*Short exercise:*
Copy out the material below in full, but not its images.

+++ Extracted information

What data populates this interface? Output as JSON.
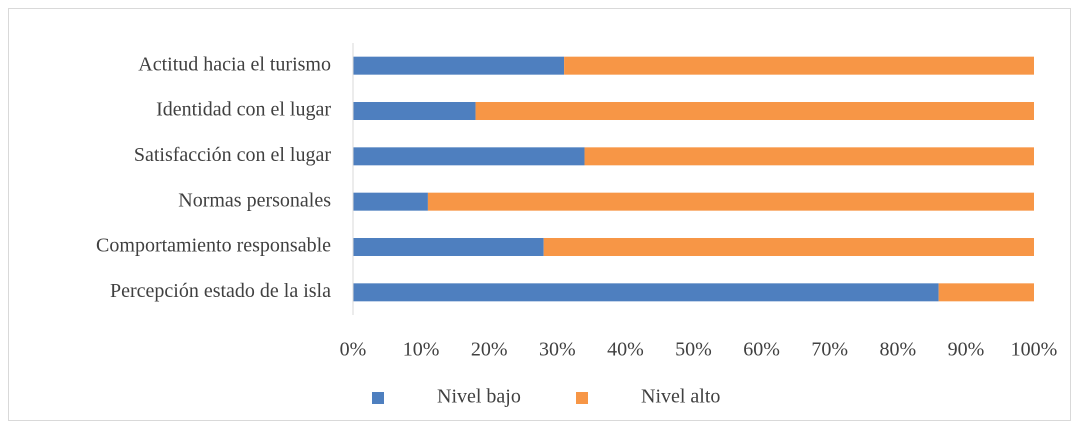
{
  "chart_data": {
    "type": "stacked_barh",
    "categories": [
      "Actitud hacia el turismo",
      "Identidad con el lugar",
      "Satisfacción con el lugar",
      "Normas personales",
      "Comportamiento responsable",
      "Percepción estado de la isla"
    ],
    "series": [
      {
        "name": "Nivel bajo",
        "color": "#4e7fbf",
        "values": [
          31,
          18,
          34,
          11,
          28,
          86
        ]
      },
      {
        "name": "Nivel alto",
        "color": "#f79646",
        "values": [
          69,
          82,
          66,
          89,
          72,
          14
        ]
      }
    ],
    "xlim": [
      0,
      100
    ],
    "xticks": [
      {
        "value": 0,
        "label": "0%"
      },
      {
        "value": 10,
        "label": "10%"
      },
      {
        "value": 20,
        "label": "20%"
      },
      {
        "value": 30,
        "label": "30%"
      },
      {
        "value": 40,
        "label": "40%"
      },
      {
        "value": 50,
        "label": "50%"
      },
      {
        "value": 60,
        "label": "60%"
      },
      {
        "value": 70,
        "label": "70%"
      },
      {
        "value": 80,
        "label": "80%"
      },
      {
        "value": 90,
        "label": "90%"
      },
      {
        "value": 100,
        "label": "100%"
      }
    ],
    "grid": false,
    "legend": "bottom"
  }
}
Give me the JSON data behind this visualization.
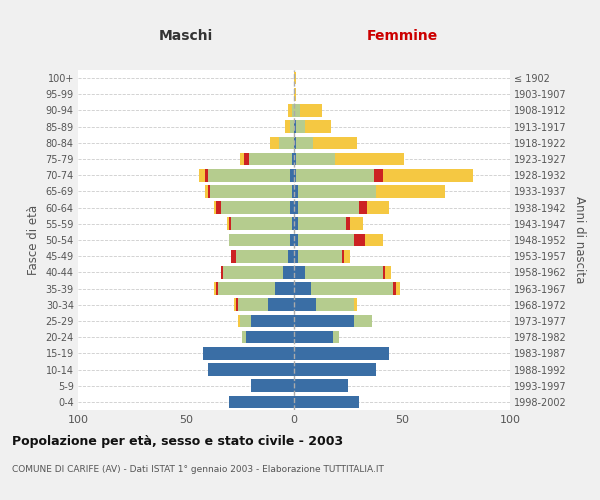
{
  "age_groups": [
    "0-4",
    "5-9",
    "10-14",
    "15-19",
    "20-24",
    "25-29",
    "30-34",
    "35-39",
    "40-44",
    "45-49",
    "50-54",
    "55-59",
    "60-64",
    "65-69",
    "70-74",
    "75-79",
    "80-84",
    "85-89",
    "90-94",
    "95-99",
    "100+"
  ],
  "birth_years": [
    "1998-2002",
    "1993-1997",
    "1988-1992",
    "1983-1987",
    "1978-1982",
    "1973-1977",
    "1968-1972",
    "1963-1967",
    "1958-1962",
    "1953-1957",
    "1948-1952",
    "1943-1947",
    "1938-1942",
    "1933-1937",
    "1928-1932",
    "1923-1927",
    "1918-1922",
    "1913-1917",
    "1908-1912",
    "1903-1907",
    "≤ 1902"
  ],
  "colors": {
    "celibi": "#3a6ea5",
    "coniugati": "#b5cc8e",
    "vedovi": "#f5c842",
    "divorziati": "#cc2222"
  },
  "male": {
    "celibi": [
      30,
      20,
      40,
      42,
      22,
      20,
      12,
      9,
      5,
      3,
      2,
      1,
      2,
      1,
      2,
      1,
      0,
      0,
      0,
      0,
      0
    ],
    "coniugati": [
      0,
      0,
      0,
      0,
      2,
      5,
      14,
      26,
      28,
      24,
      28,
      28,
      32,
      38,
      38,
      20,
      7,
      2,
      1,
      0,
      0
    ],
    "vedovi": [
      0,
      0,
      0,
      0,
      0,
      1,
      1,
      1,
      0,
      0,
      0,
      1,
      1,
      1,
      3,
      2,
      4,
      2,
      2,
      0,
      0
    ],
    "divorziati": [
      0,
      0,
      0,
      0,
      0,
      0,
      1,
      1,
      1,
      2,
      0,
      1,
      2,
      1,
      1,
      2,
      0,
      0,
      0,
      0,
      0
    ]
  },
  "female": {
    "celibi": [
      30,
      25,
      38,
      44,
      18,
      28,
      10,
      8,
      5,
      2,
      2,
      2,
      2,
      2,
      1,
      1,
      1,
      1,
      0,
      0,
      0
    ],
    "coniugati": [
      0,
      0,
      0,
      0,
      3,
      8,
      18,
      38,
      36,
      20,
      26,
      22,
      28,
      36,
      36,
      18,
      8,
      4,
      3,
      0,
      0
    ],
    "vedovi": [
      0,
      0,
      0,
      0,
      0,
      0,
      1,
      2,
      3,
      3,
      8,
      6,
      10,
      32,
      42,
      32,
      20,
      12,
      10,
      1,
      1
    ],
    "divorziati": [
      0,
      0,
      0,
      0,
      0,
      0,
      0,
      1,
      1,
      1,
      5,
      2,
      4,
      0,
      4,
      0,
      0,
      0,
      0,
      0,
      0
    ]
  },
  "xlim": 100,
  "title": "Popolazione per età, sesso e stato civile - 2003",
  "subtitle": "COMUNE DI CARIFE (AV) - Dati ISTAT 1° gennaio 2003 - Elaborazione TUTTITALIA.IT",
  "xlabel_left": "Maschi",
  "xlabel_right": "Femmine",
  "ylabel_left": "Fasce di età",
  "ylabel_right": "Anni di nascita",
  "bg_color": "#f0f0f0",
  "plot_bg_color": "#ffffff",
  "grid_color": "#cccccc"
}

++++++

*In response:*
What data populates this interface? Output as JSON.
{
  "chart_data": {
    "type": "stacked_barh",
    "categories": [
      "Actitud hacia el turismo",
      "Identidad con el lugar",
      "Satisfacción con el lugar",
      "Normas personales",
      "Comportamiento responsable",
      "Percepción estado de la isla"
    ],
    "series": [
      {
        "name": "Nivel bajo",
        "color": "#4e7fbf",
        "values": [
          31,
          18,
          34,
          11,
          28,
          86
        ]
      },
      {
        "name": "Nivel alto",
        "color": "#f79646",
        "values": [
          69,
          82,
          66,
          89,
          72,
          14
        ]
      }
    ],
    "xlim": [
      0,
      100
    ],
    "xticks": [
      {
        "value": 0,
        "label": "0%"
      },
      {
        "value": 10,
        "label": "10%"
      },
      {
        "value": 20,
        "label": "20%"
      },
      {
        "value": 30,
        "label": "30%"
      },
      {
        "value": 40,
        "label": "40%"
      },
      {
        "value": 50,
        "label": "50%"
      },
      {
        "value": 60,
        "label": "60%"
      },
      {
        "value": 70,
        "label": "70%"
      },
      {
        "value": 80,
        "label": "80%"
      },
      {
        "value": 90,
        "label": "90%"
      },
      {
        "value": 100,
        "label": "100%"
      }
    ],
    "grid": false,
    "legend": "bottom"
  }
}
Give me the JSON data behind this visualization.
{
  "age_groups": [
    "0-4",
    "5-9",
    "10-14",
    "15-19",
    "20-24",
    "25-29",
    "30-34",
    "35-39",
    "40-44",
    "45-49",
    "50-54",
    "55-59",
    "60-64",
    "65-69",
    "70-74",
    "75-79",
    "80-84",
    "85-89",
    "90-94",
    "95-99",
    "100+"
  ],
  "birth_years": [
    "1998-2002",
    "1993-1997",
    "1988-1992",
    "1983-1987",
    "1978-1982",
    "1973-1977",
    "1968-1972",
    "1963-1967",
    "1958-1962",
    "1953-1957",
    "1948-1952",
    "1943-1947",
    "1938-1942",
    "1933-1937",
    "1928-1932",
    "1923-1927",
    "1918-1922",
    "1913-1917",
    "1908-1912",
    "1903-1907",
    "≤ 1902"
  ],
  "colors": {
    "celibi": "#3a6ea5",
    "coniugati": "#b5cc8e",
    "vedovi": "#f5c842",
    "divorziati": "#cc2222"
  },
  "male": {
    "celibi": [
      30,
      20,
      40,
      42,
      22,
      20,
      12,
      9,
      5,
      3,
      2,
      1,
      2,
      1,
      2,
      1,
      0,
      0,
      0,
      0,
      0
    ],
    "coniugati": [
      0,
      0,
      0,
      0,
      2,
      5,
      14,
      26,
      28,
      24,
      28,
      28,
      32,
      38,
      38,
      20,
      7,
      2,
      1,
      0,
      0
    ],
    "vedovi": [
      0,
      0,
      0,
      0,
      0,
      1,
      1,
      1,
      0,
      0,
      0,
      1,
      1,
      1,
      3,
      2,
      4,
      2,
      2,
      0,
      0
    ],
    "divorziati": [
      0,
      0,
      0,
      0,
      0,
      0,
      1,
      1,
      1,
      2,
      0,
      1,
      2,
      1,
      1,
      2,
      0,
      0,
      0,
      0,
      0
    ]
  },
  "female": {
    "celibi": [
      30,
      25,
      38,
      44,
      18,
      28,
      10,
      8,
      5,
      2,
      2,
      2,
      2,
      2,
      1,
      1,
      1,
      1,
      0,
      0,
      0
    ],
    "coniugati": [
      0,
      0,
      0,
      0,
      3,
      8,
      18,
      38,
      36,
      20,
      26,
      22,
      28,
      36,
      36,
      18,
      8,
      4,
      3,
      0,
      0
    ],
    "vedovi": [
      0,
      0,
      0,
      0,
      0,
      0,
      1,
      2,
      3,
      3,
      8,
      6,
      10,
      32,
      42,
      32,
      20,
      12,
      10,
      1,
      1
    ],
    "divorziati": [
      0,
      0,
      0,
      0,
      0,
      0,
      0,
      1,
      1,
      1,
      5,
      2,
      4,
      0,
      4,
      0,
      0,
      0,
      0,
      0,
      0
    ]
  },
  "xlim": 100,
  "title": "Popolazione per età, sesso e stato civile - 2003",
  "subtitle": "COMUNE DI CARIFE (AV) - Dati ISTAT 1° gennaio 2003 - Elaborazione TUTTITALIA.IT",
  "xlabel_left": "Maschi",
  "xlabel_right": "Femmine",
  "ylabel_left": "Fasce di età",
  "ylabel_right": "Anni di nascita",
  "bg_color": "#f0f0f0",
  "plot_bg_color": "#ffffff",
  "grid_color": "#cccccc"
}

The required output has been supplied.